Each entry in the listing below should be restated word for word.

**** Extracted records

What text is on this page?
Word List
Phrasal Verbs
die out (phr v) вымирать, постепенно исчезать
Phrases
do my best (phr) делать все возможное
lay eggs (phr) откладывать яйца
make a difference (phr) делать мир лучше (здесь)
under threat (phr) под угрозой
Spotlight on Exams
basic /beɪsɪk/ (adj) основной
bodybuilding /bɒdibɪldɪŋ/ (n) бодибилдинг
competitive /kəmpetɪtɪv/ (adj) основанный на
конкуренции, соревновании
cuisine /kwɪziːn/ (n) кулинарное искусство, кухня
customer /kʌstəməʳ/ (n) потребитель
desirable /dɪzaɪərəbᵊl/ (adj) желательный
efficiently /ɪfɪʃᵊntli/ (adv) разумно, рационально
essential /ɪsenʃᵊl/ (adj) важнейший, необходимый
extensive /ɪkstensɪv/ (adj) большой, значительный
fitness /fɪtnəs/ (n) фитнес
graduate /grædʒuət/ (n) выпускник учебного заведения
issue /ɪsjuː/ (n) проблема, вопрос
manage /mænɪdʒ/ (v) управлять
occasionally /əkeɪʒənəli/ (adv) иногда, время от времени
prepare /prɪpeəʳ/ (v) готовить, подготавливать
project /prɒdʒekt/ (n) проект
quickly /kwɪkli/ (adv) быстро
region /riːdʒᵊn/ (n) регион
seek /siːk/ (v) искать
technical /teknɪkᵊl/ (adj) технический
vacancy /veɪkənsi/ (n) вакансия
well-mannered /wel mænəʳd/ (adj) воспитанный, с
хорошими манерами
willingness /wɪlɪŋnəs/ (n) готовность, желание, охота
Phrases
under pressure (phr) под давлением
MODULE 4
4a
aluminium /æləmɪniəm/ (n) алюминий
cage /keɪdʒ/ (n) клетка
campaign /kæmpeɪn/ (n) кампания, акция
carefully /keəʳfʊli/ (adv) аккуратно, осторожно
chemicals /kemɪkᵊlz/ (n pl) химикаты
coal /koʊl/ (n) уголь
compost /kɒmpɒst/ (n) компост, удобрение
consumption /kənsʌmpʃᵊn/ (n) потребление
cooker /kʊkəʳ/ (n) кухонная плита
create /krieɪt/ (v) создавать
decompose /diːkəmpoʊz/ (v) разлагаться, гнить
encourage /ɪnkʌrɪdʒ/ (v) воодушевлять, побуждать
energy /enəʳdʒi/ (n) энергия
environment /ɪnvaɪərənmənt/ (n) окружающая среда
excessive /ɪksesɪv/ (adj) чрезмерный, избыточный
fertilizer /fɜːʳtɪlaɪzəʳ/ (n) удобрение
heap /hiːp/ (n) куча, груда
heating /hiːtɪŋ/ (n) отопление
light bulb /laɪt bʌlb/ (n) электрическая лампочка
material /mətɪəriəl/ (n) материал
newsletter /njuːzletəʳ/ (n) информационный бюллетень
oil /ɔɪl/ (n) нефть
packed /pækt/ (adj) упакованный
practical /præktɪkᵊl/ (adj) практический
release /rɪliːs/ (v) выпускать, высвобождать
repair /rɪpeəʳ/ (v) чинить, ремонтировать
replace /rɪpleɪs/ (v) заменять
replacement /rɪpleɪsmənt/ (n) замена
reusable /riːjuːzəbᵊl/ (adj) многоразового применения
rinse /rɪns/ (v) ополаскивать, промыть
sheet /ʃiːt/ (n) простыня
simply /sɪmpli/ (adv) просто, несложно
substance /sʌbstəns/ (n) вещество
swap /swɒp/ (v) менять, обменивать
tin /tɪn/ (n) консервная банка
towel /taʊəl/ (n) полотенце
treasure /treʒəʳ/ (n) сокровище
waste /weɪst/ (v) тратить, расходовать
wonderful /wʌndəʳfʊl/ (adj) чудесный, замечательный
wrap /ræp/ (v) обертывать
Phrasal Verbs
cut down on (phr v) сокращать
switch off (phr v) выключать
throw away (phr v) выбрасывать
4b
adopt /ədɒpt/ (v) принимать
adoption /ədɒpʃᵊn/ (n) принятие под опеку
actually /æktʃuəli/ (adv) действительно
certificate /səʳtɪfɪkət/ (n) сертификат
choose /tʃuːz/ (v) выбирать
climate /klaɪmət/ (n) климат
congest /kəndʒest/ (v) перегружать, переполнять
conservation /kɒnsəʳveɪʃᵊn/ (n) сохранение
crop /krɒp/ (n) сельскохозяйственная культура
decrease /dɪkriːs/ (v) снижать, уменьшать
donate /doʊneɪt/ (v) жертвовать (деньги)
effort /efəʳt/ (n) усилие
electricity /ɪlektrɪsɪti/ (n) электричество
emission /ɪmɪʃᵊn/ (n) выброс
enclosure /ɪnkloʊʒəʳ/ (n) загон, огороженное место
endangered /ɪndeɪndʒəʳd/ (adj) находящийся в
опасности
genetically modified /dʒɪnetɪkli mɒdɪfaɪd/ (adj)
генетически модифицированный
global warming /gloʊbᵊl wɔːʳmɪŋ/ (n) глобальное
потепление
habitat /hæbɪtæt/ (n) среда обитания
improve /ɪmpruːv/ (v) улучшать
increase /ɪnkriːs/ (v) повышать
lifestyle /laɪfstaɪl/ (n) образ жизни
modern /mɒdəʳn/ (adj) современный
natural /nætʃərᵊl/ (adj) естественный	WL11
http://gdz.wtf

********

◆ **Correct response**
What text is on this page?
Word List
Phrasal Verbs
die out (phr v) вымирать, постепенно исчезать
Phrases
do my best (phr) делать все возможное
lay eggs (phr) откладывать яйца
make a difference (phr) делать мир лучше (здесь)
under threat (phr) под угрозой
Spotlight on Exams
basic /beɪsɪk/ (adj) основной
bodybuilding /bɒdibɪldɪŋ/ (n) бодибилдинг
competitive /kəmpetɪtɪv/ (adj) основанный на
конкуренции, соревновании
cuisine /kwɪziːn/ (n) кулинарное искусство, кухня
customer /kʌstəməʳ/ (n) потребитель
desirable /dɪzaɪərəbᵊl/ (adj) желательный
efficiently /ɪfɪʃᵊntli/ (adv) разумно, рационально
essential /ɪsenʃᵊl/ (adj) важнейший, необходимый
extensive /ɪkstensɪv/ (adj) большой, значительный
fitness /fɪtnəs/ (n) фитнес
graduate /grædʒuət/ (n) выпускник учебного заведения
issue /ɪsjuː/ (n) проблема, вопрос
manage /mænɪdʒ/ (v) управлять
occasionally /əkeɪʒənəli/ (adv) иногда, время от времени
prepare /prɪpeəʳ/ (v) готовить, подготавливать
project /prɒdʒekt/ (n) проект
quickly /kwɪkli/ (adv) быстро
region /riːdʒᵊn/ (n) регион
seek /siːk/ (v) искать
technical /teknɪkᵊl/ (adj) технический
vacancy /veɪkənsi/ (n) вакансия
well-mannered /wel mænəʳd/ (adj) воспитанный, с
хорошими манерами
willingness /wɪlɪŋnəs/ (n) готовность, желание, охота
Phrases
under pressure (phr) под давлением
MODULE 4
4a
aluminium /æləmɪniəm/ (n) алюминий
cage /keɪdʒ/ (n) клетка
campaign /kæmpeɪn/ (n) кампания, акция
carefully /keəʳfʊli/ (adv) аккуратно, осторожно
chemicals /kemɪkᵊlz/ (n pl) химикаты
coal /koʊl/ (n) уголь
compost /kɒmpɒst/ (n) компост, удобрение
consumption /kənsʌmpʃᵊn/ (n) потребление
cooker /kʊkəʳ/ (n) кухонная плита
create /krieɪt/ (v) создавать
decompose /diːkəmpoʊz/ (v) разлагаться, гнить
encourage /ɪnkʌrɪdʒ/ (v) воодушевлять, побуждать
energy /enəʳdʒi/ (n) энергия
environment /ɪnvaɪərənmənt/ (n) окружающая среда
excessive /ɪksesɪv/ (adj) чрезмерный, избыточный
fertilizer /fɜːʳtɪlaɪzəʳ/ (n) удобрение
heap /hiːp/ (n) куча, груда
heating /hiːtɪŋ/ (n) отопление
light bulb /laɪt bʌlb/ (n) электрическая лампочка
material /mətɪəriəl/ (n) материал
newsletter /njuːzletəʳ/ (n) информационный бюллетень
oil /ɔɪl/ (n) нефть
packed /pækt/ (adj) упакованный
practical /præktɪkᵊl/ (adj) практический
release /rɪliːs/ (v) выпускать, высвобождать
repair /rɪpeəʳ/ (v) чинить, ремонтировать
replace /rɪpleɪs/ (v) заменять
replacement /rɪpleɪsmənt/ (n) замена
reusable /riːjuːzəbᵊl/ (adj) многоразового применения
rinse /rɪns/ (v) ополаскивать, промыть
sheet /ʃiːt/ (n) простыня
simply /sɪmpli/ (adv) просто, несложно
substance /sʌbstəns/ (n) вещество
swap /swɒp/ (v) менять, обменивать
tin /tɪn/ (n) консервная банка
towel /taʊəl/ (n) полотенце
treasure /treʒəʳ/ (n) сокровище
waste /weɪst/ (v) тратить, расходовать
wonderful /wʌndəʳfʊl/ (adj) чудесный, замечательный
wrap /ræp/ (v) обертывать
Phrasal Verbs
cut down on (phr v) сокращать
switch off (phr v) выключать
throw away (phr v) выбрасывать
4b
adopt /ədɒpt/ (v) принимать
adoption /ədɒpʃᵊn/ (n) принятие под опеку
actually /æktʃuəli/ (adv) действительно
certificate /səʳtɪfɪkət/ (n) сертификат
choose /tʃuːz/ (v) выбирать
climate /klaɪmət/ (n) климат
congest /kəndʒest/ (v) перегружать, переполнять
conservation /kɒnsəʳveɪʃᵊn/ (n) сохранение
crop /krɒp/ (n) сельскохозяйственная культура
decrease /dɪkriːs/ (v) снижать, уменьшать
donate /doʊneɪt/ (v) жертвовать (деньги)
effort /efəʳt/ (n) усилие
electricity /ɪlektrɪsɪti/ (n) электричество
emission /ɪmɪʃᵊn/ (n) выброс
enclosure /ɪnkloʊʒəʳ/ (n) загон, огороженное место
endangered /ɪndeɪndʒəʳd/ (adj) находящийся в
опасности
genetically modified /dʒɪnetɪkli mɒdɪfaɪd/ (adj)
генетически модифицированный
global warming /gloʊbᵊl wɔːʳmɪŋ/ (n) глобальное
потепление
habitat /hæbɪtæt/ (n) среда обитания
improve /ɪmpruːv/ (v) улучшать
increase /ɪnkriːs/ (v) повышать
lifestyle /laɪfstaɪl/ (n) образ жизни
modern /mɒdəʳn/ (adj) современный
natural /nætʃərᵊl/ (adj) естественный	WL11
http://gdz.wtf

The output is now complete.